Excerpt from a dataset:
□ □ □ □

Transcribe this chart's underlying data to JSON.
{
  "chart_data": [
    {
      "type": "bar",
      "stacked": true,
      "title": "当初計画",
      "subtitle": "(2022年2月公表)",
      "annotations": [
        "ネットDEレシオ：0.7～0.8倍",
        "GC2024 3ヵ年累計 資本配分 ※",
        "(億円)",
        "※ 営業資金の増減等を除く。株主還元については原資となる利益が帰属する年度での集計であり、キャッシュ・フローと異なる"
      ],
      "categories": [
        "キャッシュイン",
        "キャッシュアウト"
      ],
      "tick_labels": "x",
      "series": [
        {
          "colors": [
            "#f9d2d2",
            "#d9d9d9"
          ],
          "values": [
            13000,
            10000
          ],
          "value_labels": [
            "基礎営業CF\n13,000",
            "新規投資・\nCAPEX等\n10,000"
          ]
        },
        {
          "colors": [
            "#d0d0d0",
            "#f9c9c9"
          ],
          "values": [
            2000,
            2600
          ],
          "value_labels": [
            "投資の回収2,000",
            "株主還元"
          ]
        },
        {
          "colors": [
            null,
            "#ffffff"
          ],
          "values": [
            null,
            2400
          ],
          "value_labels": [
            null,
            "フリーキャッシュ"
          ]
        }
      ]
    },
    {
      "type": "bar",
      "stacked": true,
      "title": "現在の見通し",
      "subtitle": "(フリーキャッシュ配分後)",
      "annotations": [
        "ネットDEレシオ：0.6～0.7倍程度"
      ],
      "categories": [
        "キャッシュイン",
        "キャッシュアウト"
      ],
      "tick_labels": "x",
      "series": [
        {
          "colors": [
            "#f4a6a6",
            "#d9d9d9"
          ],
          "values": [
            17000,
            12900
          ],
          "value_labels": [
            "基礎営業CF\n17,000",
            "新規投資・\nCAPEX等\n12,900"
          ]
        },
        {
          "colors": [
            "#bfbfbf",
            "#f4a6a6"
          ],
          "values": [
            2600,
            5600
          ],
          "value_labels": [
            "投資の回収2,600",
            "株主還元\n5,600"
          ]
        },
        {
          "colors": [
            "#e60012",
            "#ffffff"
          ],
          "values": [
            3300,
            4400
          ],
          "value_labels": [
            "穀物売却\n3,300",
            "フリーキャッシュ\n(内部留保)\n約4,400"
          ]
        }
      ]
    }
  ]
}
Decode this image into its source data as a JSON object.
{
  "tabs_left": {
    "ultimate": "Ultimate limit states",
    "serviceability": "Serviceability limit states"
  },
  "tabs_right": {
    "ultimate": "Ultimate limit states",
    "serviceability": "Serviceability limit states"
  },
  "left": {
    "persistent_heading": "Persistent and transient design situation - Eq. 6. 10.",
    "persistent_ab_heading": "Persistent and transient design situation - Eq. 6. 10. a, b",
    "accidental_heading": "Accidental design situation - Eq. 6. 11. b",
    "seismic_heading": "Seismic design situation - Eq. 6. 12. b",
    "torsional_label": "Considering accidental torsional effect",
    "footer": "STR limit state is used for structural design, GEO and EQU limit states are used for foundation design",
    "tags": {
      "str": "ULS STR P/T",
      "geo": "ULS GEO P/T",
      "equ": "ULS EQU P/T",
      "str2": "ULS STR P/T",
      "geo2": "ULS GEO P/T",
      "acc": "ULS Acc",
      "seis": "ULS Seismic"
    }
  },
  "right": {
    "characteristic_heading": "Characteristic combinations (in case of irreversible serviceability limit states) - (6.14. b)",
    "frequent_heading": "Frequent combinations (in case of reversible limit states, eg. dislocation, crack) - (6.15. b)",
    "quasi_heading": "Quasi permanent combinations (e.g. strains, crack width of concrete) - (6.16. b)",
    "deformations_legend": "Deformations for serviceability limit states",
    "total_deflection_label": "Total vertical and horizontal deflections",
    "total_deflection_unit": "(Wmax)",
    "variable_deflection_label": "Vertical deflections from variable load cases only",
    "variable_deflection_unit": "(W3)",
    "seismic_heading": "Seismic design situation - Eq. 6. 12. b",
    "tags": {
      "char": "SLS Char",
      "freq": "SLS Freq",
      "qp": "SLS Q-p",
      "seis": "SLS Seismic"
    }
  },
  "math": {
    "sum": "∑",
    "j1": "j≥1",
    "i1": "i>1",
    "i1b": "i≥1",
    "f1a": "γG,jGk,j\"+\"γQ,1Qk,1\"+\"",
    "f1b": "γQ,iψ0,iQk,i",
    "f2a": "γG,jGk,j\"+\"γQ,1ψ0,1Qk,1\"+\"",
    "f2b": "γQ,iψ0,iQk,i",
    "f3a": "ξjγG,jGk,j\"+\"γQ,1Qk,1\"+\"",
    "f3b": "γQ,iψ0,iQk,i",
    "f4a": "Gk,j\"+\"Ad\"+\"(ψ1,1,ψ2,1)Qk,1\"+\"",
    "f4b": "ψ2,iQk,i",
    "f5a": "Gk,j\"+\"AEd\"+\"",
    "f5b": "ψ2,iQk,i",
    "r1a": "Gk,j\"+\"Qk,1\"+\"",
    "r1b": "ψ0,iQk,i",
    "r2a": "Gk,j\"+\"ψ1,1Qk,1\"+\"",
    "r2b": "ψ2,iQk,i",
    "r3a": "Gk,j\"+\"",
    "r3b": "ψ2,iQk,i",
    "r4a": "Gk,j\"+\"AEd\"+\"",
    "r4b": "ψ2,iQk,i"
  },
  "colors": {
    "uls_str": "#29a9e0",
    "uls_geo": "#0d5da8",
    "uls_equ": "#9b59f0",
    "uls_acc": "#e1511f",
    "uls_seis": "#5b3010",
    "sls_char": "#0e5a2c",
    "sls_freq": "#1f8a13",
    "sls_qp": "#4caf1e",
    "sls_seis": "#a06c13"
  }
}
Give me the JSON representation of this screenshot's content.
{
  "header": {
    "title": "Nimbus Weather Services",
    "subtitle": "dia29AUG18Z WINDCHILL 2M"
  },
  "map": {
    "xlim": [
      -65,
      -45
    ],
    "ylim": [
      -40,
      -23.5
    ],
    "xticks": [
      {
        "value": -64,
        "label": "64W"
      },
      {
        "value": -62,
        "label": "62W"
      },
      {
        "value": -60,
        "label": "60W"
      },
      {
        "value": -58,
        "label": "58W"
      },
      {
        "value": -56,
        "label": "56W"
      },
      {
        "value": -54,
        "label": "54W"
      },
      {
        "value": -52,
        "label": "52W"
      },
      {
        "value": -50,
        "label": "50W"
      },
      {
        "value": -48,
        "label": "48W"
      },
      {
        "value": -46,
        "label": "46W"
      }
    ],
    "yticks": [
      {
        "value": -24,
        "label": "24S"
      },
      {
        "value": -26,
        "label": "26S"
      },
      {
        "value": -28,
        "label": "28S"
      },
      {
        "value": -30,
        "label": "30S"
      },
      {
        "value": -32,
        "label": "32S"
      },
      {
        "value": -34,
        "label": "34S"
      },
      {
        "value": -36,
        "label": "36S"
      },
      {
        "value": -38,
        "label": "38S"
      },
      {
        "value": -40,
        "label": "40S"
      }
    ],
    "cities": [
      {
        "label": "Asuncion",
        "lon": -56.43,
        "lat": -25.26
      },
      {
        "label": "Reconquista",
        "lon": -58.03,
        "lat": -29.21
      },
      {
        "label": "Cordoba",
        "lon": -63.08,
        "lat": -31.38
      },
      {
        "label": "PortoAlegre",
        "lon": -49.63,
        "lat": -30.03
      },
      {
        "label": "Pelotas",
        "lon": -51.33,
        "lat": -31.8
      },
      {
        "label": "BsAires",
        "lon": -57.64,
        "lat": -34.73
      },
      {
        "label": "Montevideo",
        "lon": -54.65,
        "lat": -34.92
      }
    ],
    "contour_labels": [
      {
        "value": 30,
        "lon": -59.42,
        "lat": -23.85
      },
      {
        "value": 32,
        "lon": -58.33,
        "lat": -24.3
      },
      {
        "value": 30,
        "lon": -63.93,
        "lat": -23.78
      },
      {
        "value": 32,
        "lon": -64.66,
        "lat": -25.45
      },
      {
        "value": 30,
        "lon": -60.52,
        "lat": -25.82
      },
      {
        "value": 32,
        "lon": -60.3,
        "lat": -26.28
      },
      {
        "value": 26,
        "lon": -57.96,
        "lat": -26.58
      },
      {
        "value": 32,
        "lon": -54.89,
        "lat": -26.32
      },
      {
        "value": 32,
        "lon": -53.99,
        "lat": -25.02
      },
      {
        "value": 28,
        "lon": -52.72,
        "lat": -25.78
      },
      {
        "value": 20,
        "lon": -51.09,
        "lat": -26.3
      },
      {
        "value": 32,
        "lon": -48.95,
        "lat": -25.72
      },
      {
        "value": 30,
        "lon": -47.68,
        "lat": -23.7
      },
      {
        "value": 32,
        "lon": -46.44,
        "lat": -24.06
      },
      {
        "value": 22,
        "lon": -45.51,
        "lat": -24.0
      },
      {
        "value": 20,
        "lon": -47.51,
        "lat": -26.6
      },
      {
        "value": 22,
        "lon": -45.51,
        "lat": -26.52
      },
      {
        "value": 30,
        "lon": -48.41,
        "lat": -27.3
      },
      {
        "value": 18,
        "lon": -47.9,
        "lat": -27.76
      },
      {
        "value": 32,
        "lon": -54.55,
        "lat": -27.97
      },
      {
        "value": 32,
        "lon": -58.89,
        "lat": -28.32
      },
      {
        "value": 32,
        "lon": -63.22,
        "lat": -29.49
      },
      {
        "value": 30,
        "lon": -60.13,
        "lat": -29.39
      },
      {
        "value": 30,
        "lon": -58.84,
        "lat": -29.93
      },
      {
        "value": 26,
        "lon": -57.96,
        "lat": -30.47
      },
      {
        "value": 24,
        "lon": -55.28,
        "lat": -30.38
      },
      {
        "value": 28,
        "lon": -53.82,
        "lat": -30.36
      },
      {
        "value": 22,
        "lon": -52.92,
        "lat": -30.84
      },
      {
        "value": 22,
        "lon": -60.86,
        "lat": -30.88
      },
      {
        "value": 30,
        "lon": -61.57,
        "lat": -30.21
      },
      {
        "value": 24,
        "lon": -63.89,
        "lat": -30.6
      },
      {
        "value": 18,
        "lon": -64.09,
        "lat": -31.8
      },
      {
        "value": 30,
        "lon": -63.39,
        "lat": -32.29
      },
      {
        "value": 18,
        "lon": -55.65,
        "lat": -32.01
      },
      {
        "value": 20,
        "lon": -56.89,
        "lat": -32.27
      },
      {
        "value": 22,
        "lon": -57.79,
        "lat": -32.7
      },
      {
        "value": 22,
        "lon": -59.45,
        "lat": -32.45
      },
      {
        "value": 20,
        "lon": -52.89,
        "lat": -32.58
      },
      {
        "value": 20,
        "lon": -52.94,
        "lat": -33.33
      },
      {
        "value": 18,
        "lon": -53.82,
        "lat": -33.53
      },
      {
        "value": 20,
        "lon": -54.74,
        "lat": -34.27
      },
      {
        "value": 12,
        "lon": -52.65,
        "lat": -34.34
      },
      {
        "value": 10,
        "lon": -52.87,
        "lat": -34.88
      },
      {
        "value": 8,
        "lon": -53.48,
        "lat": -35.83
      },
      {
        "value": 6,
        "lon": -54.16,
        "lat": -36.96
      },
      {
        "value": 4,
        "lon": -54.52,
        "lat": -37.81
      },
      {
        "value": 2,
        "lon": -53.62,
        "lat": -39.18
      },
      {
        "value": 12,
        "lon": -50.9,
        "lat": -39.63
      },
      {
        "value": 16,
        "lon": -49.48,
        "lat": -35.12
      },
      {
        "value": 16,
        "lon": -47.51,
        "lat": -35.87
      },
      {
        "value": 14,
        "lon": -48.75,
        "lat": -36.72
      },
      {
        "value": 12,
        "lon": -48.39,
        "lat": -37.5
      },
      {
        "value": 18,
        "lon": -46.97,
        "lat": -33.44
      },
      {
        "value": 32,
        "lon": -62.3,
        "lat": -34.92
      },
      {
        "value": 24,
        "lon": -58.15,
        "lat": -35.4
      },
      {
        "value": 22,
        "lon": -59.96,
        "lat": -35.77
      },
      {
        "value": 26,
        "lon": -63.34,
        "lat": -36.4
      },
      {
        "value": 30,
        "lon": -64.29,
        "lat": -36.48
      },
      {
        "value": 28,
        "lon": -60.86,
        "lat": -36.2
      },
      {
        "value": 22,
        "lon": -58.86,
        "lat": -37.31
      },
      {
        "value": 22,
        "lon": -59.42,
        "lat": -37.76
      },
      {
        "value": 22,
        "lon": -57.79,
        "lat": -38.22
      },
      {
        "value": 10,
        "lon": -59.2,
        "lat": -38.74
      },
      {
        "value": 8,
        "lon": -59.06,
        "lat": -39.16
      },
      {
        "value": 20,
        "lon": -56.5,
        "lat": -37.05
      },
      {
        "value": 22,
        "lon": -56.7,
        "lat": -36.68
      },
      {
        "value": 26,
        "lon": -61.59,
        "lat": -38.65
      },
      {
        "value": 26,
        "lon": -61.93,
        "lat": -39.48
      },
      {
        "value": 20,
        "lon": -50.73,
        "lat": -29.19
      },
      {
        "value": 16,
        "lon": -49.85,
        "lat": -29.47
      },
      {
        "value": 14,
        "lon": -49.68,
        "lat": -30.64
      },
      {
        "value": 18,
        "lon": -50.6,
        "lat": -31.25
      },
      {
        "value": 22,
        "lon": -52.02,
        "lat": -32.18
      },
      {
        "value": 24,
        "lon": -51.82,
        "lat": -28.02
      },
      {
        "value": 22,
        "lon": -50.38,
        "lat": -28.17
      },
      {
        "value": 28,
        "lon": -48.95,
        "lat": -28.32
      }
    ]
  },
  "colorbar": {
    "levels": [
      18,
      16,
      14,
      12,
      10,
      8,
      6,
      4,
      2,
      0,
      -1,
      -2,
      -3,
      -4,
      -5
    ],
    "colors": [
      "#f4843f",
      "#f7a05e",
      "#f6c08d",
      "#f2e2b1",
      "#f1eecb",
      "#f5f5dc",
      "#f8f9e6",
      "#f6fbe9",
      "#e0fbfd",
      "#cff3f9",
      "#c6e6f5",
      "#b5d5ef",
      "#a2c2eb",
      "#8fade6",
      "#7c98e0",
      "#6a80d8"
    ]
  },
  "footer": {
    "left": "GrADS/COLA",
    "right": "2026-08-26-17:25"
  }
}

□ □ □ □

Task details:
Gather each line that holds "Persistent".

Response:
    "persistent_heading": "Persistent and transient design situation - Eq. 6. 10.",
    "persistent_ab_heading": "Persistent and transient design situation - Eq. 6. 10. a, b",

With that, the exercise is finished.